* TASK DIRECTIONS *
Copy out all lines of the records in which the word "moto" appears.

## BEGIN SOURCE RECORDS

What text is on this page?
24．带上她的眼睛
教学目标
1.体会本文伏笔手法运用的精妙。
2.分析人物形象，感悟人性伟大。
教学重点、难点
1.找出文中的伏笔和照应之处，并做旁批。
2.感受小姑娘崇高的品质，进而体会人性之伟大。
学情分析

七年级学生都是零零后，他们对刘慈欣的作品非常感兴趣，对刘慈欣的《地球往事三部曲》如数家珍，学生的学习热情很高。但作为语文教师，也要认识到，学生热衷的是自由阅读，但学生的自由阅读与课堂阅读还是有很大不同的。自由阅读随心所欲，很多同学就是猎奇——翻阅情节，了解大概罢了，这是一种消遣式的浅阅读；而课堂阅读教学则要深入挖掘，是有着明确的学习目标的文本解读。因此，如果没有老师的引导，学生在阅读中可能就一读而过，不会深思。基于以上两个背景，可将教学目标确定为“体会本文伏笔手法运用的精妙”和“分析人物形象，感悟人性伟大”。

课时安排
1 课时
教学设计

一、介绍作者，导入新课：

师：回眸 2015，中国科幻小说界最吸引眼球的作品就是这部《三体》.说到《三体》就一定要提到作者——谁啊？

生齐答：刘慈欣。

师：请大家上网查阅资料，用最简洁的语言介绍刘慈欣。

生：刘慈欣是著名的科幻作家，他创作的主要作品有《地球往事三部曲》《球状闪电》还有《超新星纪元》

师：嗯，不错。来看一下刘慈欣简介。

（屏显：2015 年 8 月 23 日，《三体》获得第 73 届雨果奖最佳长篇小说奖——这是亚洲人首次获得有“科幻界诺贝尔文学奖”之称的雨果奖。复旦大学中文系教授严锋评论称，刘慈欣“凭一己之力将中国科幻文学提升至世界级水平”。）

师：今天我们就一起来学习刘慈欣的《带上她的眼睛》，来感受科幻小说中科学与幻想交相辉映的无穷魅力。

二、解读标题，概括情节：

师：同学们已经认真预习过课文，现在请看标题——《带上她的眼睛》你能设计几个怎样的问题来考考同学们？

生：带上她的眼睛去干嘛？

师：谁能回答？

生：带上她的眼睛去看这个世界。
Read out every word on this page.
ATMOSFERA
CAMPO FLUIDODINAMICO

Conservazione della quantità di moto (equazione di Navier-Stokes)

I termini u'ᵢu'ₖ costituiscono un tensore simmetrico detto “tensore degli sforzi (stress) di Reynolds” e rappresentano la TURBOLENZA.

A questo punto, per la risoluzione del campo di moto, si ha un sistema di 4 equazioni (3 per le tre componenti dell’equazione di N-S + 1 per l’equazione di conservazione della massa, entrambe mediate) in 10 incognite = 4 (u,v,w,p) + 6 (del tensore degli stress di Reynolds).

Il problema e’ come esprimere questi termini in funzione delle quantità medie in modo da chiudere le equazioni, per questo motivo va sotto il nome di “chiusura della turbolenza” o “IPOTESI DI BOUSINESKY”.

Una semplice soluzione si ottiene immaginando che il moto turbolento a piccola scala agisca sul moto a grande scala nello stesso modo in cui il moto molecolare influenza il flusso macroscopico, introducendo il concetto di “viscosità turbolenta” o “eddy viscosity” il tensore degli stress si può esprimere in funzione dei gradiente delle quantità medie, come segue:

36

## END SOURCE RECORDS

* RESPONSE BELOW *
Conservazione della quantità di moto (equazione di Navier-Stokes)
A questo punto, per la risoluzione del campo di moto, si ha un sistema di 4 equazioni (3 per le tre componenti dell’equazione di N-S + 1 per l’equazione di conservazione della massa, entrambe mediate) in 10 incognite = 4 (u,v,w,p) + 6 (del tensore degli stress di Reynolds).
Una semplice soluzione si ottiene immaginando che il moto turbolento a piccola scala agisca sul moto a grande scala nello stesso modo in cui il moto molecolare influenza il flusso macroscopico, introducendo il concetto di “viscosità turbolenta” o “eddy viscosity” il tensore degli stress si può esprimere in funzione dei gradiente delle quantità medie, come segue:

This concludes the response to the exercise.